● Written problem:
Would you quote every entry exactly, dropping only the pictures?

● Supplied data:
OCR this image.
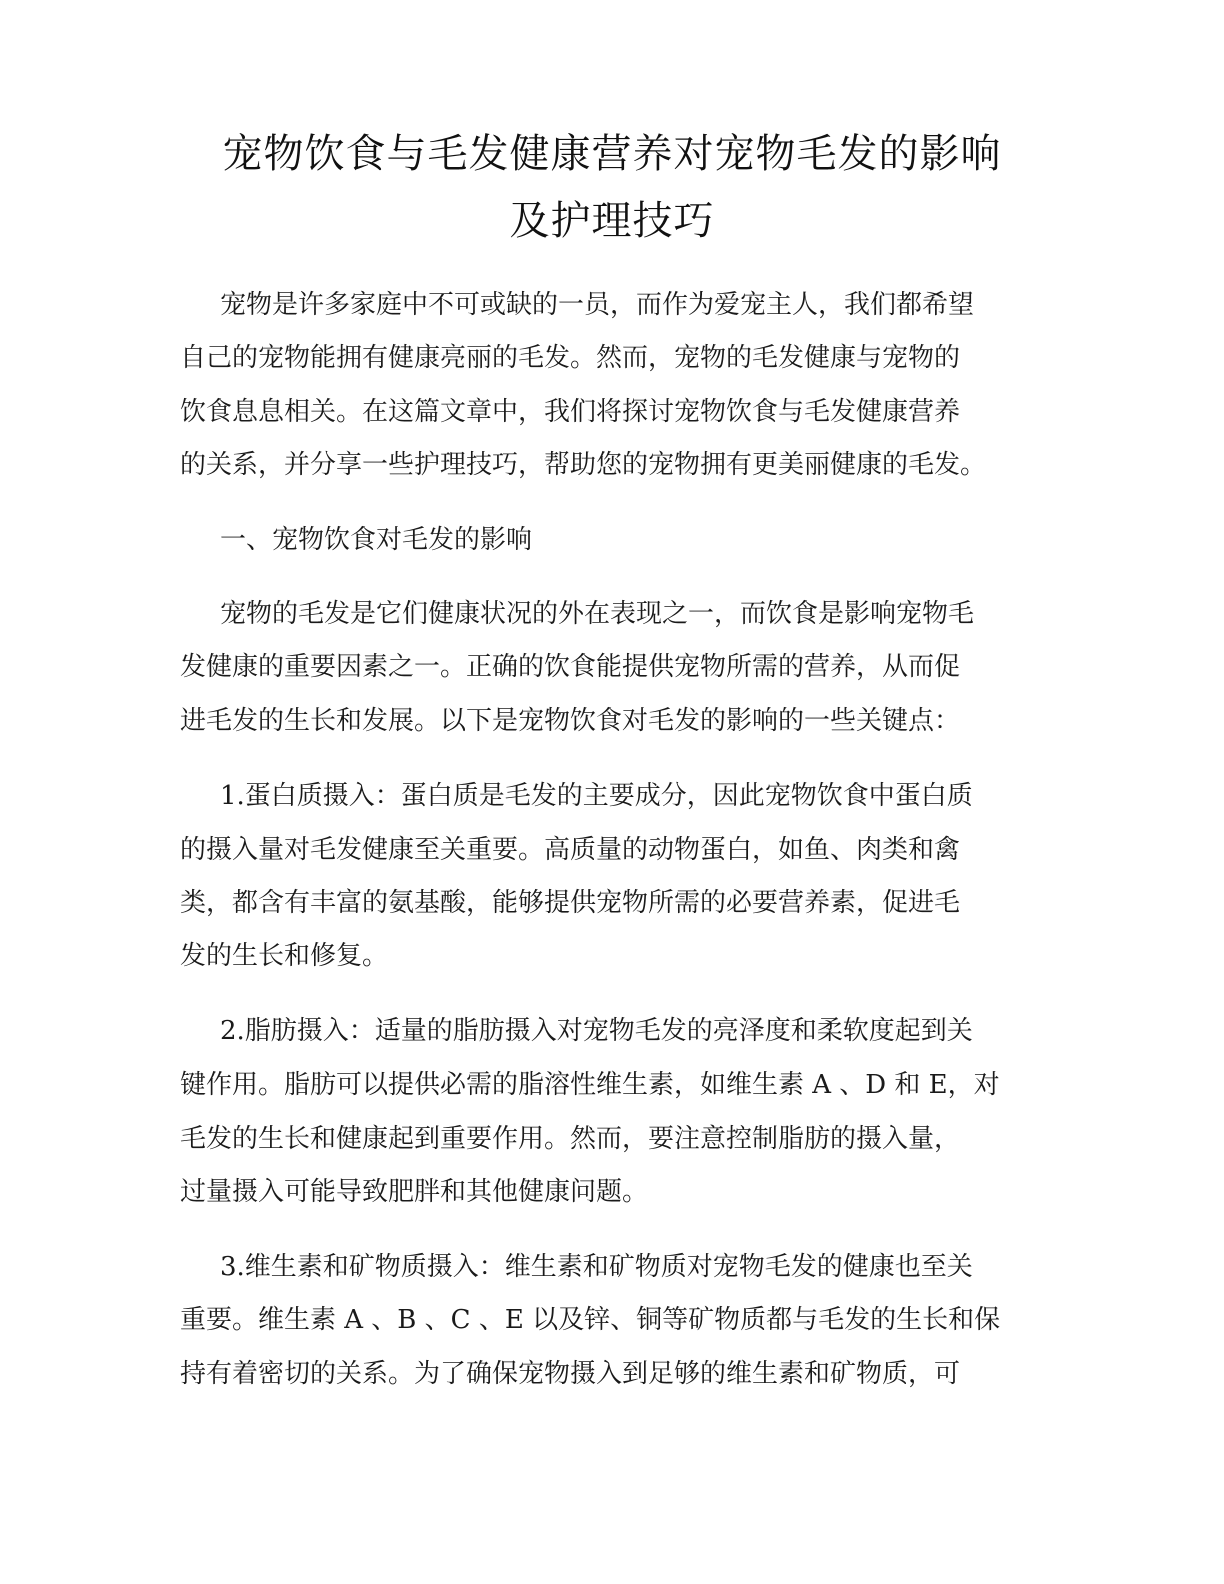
宠物饮食与毛发健康营养对宠物毛发的影响
及护理技巧
宠物是许多家庭中不可或缺的一员，而作为爱宠主人，我们都希望
自己的宠物能拥有健康亮丽的毛发。然而，宠物的毛发健康与宠物的
饮食息息相关。在这篇文章中，我们将探讨宠物饮食与毛发健康营养
的关系，并分享一些护理技巧，帮助您的宠物拥有更美丽健康的毛发。
一、宠物饮食对毛发的影响
宠物的毛发是它们健康状况的外在表现之一，而饮食是影响宠物毛
发健康的重要因素之一。正确的饮食能提供宠物所需的营养，从而促
进毛发的生长和发展。以下是宠物饮食对毛发的影响的一些关键点：
1.蛋白质摄入：蛋白质是毛发的主要成分，因此宠物饮食中蛋白质
的摄入量对毛发健康至关重要。高质量的动物蛋白，如鱼、肉类和禽
类，都含有丰富的氨基酸，能够提供宠物所需的必要营养素，促进毛
发的生长和修复。
2.脂肪摄入：适量的脂肪摄入对宠物毛发的亮泽度和柔软度起到关
键作用。脂肪可以提供必需的脂溶性维生素，如维生素 A 、D 和 E，对
毛发的生长和健康起到重要作用。然而，要注意控制脂肪的摄入量，
过量摄入可能导致肥胖和其他健康问题。
3.维生素和矿物质摄入：维生素和矿物质对宠物毛发的健康也至关
重要。维生素 A 、B 、C 、E 以及锌、铜等矿物质都与毛发的生长和保
持有着密切的关系。为了确保宠物摄入到足够的维生素和矿物质，可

● The response:
OCR this image.
宠物饮食与毛发健康营养对宠物毛发的影响
及护理技巧
宠物是许多家庭中不可或缺的一员，而作为爱宠主人，我们都希望
自己的宠物能拥有健康亮丽的毛发。然而，宠物的毛发健康与宠物的
饮食息息相关。在这篇文章中，我们将探讨宠物饮食与毛发健康营养
的关系，并分享一些护理技巧，帮助您的宠物拥有更美丽健康的毛发。
一、宠物饮食对毛发的影响
宠物的毛发是它们健康状况的外在表现之一，而饮食是影响宠物毛
发健康的重要因素之一。正确的饮食能提供宠物所需的营养，从而促
进毛发的生长和发展。以下是宠物饮食对毛发的影响的一些关键点：
1.蛋白质摄入：蛋白质是毛发的主要成分，因此宠物饮食中蛋白质
的摄入量对毛发健康至关重要。高质量的动物蛋白，如鱼、肉类和禽
类，都含有丰富的氨基酸，能够提供宠物所需的必要营养素，促进毛
发的生长和修复。
2.脂肪摄入：适量的脂肪摄入对宠物毛发的亮泽度和柔软度起到关
键作用。脂肪可以提供必需的脂溶性维生素，如维生素 A 、D 和 E，对
毛发的生长和健康起到重要作用。然而，要注意控制脂肪的摄入量，
过量摄入可能导致肥胖和其他健康问题。
3.维生素和矿物质摄入：维生素和矿物质对宠物毛发的健康也至关
重要。维生素 A 、B 、C 、E 以及锌、铜等矿物质都与毛发的生长和保
持有着密切的关系。为了确保宠物摄入到足够的维生素和矿物质，可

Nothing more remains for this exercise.